REQUIREMENTS: Below is a block of records; repeat each one exactly.

--------------------------------

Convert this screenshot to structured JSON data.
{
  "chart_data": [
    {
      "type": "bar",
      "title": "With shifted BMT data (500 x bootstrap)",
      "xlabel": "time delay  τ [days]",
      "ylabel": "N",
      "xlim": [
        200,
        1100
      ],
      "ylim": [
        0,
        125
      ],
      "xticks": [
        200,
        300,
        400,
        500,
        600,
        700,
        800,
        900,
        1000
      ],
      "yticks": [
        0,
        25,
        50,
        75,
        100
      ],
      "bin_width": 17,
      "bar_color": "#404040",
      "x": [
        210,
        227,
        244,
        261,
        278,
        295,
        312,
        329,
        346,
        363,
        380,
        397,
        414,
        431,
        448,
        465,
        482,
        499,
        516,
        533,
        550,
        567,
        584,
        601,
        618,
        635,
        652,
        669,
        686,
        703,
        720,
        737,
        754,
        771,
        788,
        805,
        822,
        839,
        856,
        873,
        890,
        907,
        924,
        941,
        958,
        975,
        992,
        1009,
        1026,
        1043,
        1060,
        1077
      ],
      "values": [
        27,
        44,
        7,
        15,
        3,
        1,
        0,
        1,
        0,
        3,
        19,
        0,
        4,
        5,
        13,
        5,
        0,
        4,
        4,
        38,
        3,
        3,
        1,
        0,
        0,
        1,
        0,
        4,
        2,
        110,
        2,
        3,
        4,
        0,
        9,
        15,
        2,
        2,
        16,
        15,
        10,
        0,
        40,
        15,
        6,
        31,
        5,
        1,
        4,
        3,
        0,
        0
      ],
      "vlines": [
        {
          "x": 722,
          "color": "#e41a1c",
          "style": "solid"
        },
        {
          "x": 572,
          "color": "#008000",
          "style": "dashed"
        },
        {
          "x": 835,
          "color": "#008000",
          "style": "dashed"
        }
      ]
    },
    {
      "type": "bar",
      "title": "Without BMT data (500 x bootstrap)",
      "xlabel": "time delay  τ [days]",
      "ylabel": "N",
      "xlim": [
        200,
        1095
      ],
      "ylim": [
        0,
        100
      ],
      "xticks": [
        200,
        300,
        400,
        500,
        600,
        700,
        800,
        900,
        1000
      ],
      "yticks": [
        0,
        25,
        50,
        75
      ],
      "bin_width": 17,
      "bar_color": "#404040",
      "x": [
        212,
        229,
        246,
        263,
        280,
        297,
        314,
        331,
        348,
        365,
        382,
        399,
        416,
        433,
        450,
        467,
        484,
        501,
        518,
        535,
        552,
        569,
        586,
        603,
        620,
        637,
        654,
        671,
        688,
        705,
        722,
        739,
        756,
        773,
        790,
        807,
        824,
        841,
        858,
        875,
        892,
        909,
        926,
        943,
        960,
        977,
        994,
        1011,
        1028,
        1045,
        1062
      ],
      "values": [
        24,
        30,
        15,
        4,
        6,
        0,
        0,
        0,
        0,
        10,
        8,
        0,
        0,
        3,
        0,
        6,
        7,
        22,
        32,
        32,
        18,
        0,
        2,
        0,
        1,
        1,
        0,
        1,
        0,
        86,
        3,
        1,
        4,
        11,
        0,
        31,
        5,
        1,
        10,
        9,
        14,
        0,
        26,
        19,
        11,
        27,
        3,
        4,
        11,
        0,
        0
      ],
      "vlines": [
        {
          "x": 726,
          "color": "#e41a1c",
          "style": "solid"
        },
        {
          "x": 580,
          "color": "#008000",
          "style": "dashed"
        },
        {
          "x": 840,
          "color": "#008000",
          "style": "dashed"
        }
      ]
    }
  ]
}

--------------------------------

THE SOLUTION:
Convert this screenshot to structured JSON data.
{
  "chart_data": [
    {
      "type": "bar",
      "title": "With shifted BMT data (500 x bootstrap)",
      "xlabel": "time delay  τ [days]",
      "ylabel": "N",
      "xlim": [
        200,
        1100
      ],
      "ylim": [
        0,
        125
      ],
      "xticks": [
        200,
        300,
        400,
        500,
        600,
        700,
        800,
        900,
        1000
      ],
      "yticks": [
        0,
        25,
        50,
        75,
        100
      ],
      "bin_width": 17,
      "bar_color": "#404040",
      "x": [
        210,
        227,
        244,
        261,
        278,
        295,
        312,
        329,
        346,
        363,
        380,
        397,
        414,
        431,
        448,
        465,
        482,
        499,
        516,
        533,
        550,
        567,
        584,
        601,
        618,
        635,
        652,
        669,
        686,
        703,
        720,
        737,
        754,
        771,
        788,
        805,
        822,
        839,
        856,
        873,
        890,
        907,
        924,
        941,
        958,
        975,
        992,
        1009,
        1026,
        1043,
        1060,
        1077
      ],
      "values": [
        27,
        44,
        7,
        15,
        3,
        1,
        0,
        1,
        0,
        3,
        19,
        0,
        4,
        5,
        13,
        5,
        0,
        4,
        4,
        38,
        3,
        3,
        1,
        0,
        0,
        1,
        0,
        4,
        2,
        110,
        2,
        3,
        4,
        0,
        9,
        15,
        2,
        2,
        16,
        15,
        10,
        0,
        40,
        15,
        6,
        31,
        5,
        1,
        4,
        3,
        0,
        0
      ],
      "vlines": [
        {
          "x": 722,
          "color": "#e41a1c",
          "style": "solid"
        },
        {
          "x": 572,
          "color": "#008000",
          "style": "dashed"
        },
        {
          "x": 835,
          "color": "#008000",
          "style": "dashed"
        }
      ]
    },
    {
      "type": "bar",
      "title": "Without BMT data (500 x bootstrap)",
      "xlabel": "time delay  τ [days]",
      "ylabel": "N",
      "xlim": [
        200,
        1095
      ],
      "ylim": [
        0,
        100
      ],
      "xticks": [
        200,
        300,
        400,
        500,
        600,
        700,
        800,
        900,
        1000
      ],
      "yticks": [
        0,
        25,
        50,
        75
      ],
      "bin_width": 17,
      "bar_color": "#404040",
      "x": [
        212,
        229,
        246,
        263,
        280,
        297,
        314,
        331,
        348,
        365,
        382,
        399,
        416,
        433,
        450,
        467,
        484,
        501,
        518,
        535,
        552,
        569,
        586,
        603,
        620,
        637,
        654,
        671,
        688,
        705,
        722,
        739,
        756,
        773,
        790,
        807,
        824,
        841,
        858,
        875,
        892,
        909,
        926,
        943,
        960,
        977,
        994,
        1011,
        1028,
        1045,
        1062
      ],
      "values": [
        24,
        30,
        15,
        4,
        6,
        0,
        0,
        0,
        0,
        10,
        8,
        0,
        0,
        3,
        0,
        6,
        7,
        22,
        32,
        32,
        18,
        0,
        2,
        0,
        1,
        1,
        0,
        1,
        0,
        86,
        3,
        1,
        4,
        11,
        0,
        31,
        5,
        1,
        10,
        9,
        14,
        0,
        26,
        19,
        11,
        27,
        3,
        4,
        11,
        0,
        0
      ],
      "vlines": [
        {
          "x": 726,
          "color": "#e41a1c",
          "style": "solid"
        },
        {
          "x": 580,
          "color": "#008000",
          "style": "dashed"
        },
        {
          "x": 840,
          "color": "#008000",
          "style": "dashed"
        }
      ]
    }
  ]
}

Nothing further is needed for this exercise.